Exercise description – Please write out the complete listing that follows, exactly as it reads.

Provided data –
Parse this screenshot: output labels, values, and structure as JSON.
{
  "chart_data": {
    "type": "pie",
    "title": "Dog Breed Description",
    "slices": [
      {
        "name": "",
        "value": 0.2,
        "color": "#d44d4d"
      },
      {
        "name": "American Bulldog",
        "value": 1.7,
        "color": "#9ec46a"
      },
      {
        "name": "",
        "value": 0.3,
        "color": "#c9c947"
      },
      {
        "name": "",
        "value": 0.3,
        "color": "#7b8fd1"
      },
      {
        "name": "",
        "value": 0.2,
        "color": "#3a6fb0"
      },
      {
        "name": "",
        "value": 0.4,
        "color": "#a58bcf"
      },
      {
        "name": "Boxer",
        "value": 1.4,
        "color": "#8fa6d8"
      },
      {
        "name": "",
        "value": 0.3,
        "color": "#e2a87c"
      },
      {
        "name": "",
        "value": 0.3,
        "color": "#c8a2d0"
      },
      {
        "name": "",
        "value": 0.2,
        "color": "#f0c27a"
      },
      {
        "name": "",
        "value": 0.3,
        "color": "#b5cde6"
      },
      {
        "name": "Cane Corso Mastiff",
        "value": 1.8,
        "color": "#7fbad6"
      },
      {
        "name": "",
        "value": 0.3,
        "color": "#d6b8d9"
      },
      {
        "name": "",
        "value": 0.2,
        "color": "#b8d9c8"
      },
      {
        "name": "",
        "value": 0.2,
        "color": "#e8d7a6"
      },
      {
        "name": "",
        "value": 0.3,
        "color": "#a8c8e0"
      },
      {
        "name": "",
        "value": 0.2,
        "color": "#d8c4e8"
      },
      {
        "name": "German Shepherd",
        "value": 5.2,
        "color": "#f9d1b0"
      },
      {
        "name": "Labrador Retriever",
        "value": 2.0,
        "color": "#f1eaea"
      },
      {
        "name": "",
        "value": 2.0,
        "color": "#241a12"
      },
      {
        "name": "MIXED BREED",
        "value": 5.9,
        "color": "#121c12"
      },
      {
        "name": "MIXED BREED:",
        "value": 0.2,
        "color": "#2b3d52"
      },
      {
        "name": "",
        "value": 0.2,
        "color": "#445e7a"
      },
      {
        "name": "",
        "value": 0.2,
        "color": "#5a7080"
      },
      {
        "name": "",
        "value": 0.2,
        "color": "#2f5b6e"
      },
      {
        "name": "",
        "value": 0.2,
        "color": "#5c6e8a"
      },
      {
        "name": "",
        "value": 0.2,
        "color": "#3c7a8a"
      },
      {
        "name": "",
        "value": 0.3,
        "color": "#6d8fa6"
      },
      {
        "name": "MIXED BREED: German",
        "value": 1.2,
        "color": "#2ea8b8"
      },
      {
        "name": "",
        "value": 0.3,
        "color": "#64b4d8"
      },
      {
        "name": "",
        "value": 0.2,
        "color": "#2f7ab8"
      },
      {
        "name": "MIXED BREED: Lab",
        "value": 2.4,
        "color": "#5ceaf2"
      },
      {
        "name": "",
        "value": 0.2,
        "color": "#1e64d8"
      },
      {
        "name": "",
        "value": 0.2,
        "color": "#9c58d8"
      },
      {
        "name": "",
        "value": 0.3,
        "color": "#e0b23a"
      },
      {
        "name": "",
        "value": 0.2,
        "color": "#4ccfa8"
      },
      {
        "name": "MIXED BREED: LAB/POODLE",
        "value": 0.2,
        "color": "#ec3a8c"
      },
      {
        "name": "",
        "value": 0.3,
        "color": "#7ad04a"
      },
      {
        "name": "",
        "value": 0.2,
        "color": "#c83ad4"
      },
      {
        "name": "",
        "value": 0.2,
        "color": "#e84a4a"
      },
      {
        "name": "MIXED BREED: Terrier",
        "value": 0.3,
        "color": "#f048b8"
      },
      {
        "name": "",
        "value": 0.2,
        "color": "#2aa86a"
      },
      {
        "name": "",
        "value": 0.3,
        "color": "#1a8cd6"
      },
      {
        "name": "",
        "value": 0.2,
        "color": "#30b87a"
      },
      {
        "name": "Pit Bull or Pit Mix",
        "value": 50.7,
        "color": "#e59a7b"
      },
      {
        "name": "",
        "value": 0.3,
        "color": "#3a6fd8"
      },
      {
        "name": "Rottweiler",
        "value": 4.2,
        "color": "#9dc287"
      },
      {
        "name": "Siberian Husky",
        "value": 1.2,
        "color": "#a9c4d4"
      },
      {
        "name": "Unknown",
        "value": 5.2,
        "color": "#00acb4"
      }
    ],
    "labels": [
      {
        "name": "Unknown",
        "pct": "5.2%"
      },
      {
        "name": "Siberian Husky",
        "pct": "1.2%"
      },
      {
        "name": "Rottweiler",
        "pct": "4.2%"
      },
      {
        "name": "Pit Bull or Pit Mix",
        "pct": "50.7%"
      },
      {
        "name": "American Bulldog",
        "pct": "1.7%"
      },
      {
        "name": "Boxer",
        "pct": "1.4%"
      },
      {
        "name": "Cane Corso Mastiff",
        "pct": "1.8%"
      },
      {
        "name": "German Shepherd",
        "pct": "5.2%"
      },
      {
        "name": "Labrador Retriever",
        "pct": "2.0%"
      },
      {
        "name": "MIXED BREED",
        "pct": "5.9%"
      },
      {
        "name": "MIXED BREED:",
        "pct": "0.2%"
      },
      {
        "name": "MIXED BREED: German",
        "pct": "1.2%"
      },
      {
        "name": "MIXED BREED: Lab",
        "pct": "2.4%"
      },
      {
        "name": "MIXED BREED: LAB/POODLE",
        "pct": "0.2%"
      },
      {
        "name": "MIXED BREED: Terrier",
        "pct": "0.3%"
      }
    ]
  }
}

Solved exercise –
Parse this screenshot: output labels, values, and structure as JSON.
{
  "chart_data": {
    "type": "pie",
    "title": "Dog Breed Description",
    "slices": [
      {
        "name": "",
        "value": 0.2,
        "color": "#d44d4d"
      },
      {
        "name": "American Bulldog",
        "value": 1.7,
        "color": "#9ec46a"
      },
      {
        "name": "",
        "value": 0.3,
        "color": "#c9c947"
      },
      {
        "name": "",
        "value": 0.3,
        "color": "#7b8fd1"
      },
      {
        "name": "",
        "value": 0.2,
        "color": "#3a6fb0"
      },
      {
        "name": "",
        "value": 0.4,
        "color": "#a58bcf"
      },
      {
        "name": "Boxer",
        "value": 1.4,
        "color": "#8fa6d8"
      },
      {
        "name": "",
        "value": 0.3,
        "color": "#e2a87c"
      },
      {
        "name": "",
        "value": 0.3,
        "color": "#c8a2d0"
      },
      {
        "name": "",
        "value": 0.2,
        "color": "#f0c27a"
      },
      {
        "name": "",
        "value": 0.3,
        "color": "#b5cde6"
      },
      {
        "name": "Cane Corso Mastiff",
        "value": 1.8,
        "color": "#7fbad6"
      },
      {
        "name": "",
        "value": 0.3,
        "color": "#d6b8d9"
      },
      {
        "name": "",
        "value": 0.2,
        "color": "#b8d9c8"
      },
      {
        "name": "",
        "value": 0.2,
        "color": "#e8d7a6"
      },
      {
        "name": "",
        "value": 0.3,
        "color": "#a8c8e0"
      },
      {
        "name": "",
        "value": 0.2,
        "color": "#d8c4e8"
      },
      {
        "name": "German Shepherd",
        "value": 5.2,
        "color": "#f9d1b0"
      },
      {
        "name": "Labrador Retriever",
        "value": 2.0,
        "color": "#f1eaea"
      },
      {
        "name": "",
        "value": 2.0,
        "color": "#241a12"
      },
      {
        "name": "MIXED BREED",
        "value": 5.9,
        "color": "#121c12"
      },
      {
        "name": "MIXED BREED:",
        "value": 0.2,
        "color": "#2b3d52"
      },
      {
        "name": "",
        "value": 0.2,
        "color": "#445e7a"
      },
      {
        "name": "",
        "value": 0.2,
        "color": "#5a7080"
      },
      {
        "name": "",
        "value": 0.2,
        "color": "#2f5b6e"
      },
      {
        "name": "",
        "value": 0.2,
        "color": "#5c6e8a"
      },
      {
        "name": "",
        "value": 0.2,
        "color": "#3c7a8a"
      },
      {
        "name": "",
        "value": 0.3,
        "color": "#6d8fa6"
      },
      {
        "name": "MIXED BREED: German",
        "value": 1.2,
        "color": "#2ea8b8"
      },
      {
        "name": "",
        "value": 0.3,
        "color": "#64b4d8"
      },
      {
        "name": "",
        "value": 0.2,
        "color": "#2f7ab8"
      },
      {
        "name": "MIXED BREED: Lab",
        "value": 2.4,
        "color": "#5ceaf2"
      },
      {
        "name": "",
        "value": 0.2,
        "color": "#1e64d8"
      },
      {
        "name": "",
        "value": 0.2,
        "color": "#9c58d8"
      },
      {
        "name": "",
        "value": 0.3,
        "color": "#e0b23a"
      },
      {
        "name": "",
        "value": 0.2,
        "color": "#4ccfa8"
      },
      {
        "name": "MIXED BREED: LAB/POODLE",
        "value": 0.2,
        "color": "#ec3a8c"
      },
      {
        "name": "",
        "value": 0.3,
        "color": "#7ad04a"
      },
      {
        "name": "",
        "value": 0.2,
        "color": "#c83ad4"
      },
      {
        "name": "",
        "value": 0.2,
        "color": "#e84a4a"
      },
      {
        "name": "MIXED BREED: Terrier",
        "value": 0.3,
        "color": "#f048b8"
      },
      {
        "name": "",
        "value": 0.2,
        "color": "#2aa86a"
      },
      {
        "name": "",
        "value": 0.3,
        "color": "#1a8cd6"
      },
      {
        "name": "",
        "value": 0.2,
        "color": "#30b87a"
      },
      {
        "name": "Pit Bull or Pit Mix",
        "value": 50.7,
        "color": "#e59a7b"
      },
      {
        "name": "",
        "value": 0.3,
        "color": "#3a6fd8"
      },
      {
        "name": "Rottweiler",
        "value": 4.2,
        "color": "#9dc287"
      },
      {
        "name": "Siberian Husky",
        "value": 1.2,
        "color": "#a9c4d4"
      },
      {
        "name": "Unknown",
        "value": 5.2,
        "color": "#00acb4"
      }
    ],
    "labels": [
      {
        "name": "Unknown",
        "pct": "5.2%"
      },
      {
        "name": "Siberian Husky",
        "pct": "1.2%"
      },
      {
        "name": "Rottweiler",
        "pct": "4.2%"
      },
      {
        "name": "Pit Bull or Pit Mix",
        "pct": "50.7%"
      },
      {
        "name": "American Bulldog",
        "pct": "1.7%"
      },
      {
        "name": "Boxer",
        "pct": "1.4%"
      },
      {
        "name": "Cane Corso Mastiff",
        "pct": "1.8%"
      },
      {
        "name": "German Shepherd",
        "pct": "5.2%"
      },
      {
        "name": "Labrador Retriever",
        "pct": "2.0%"
      },
      {
        "name": "MIXED BREED",
        "pct": "5.9%"
      },
      {
        "name": "MIXED BREED:",
        "pct": "0.2%"
      },
      {
        "name": "MIXED BREED: German",
        "pct": "1.2%"
      },
      {
        "name": "MIXED BREED: Lab",
        "pct": "2.4%"
      },
      {
        "name": "MIXED BREED: LAB/POODLE",
        "pct": "0.2%"
      },
      {
        "name": "MIXED BREED: Terrier",
        "pct": "0.3%"
      }
    ]
  }
}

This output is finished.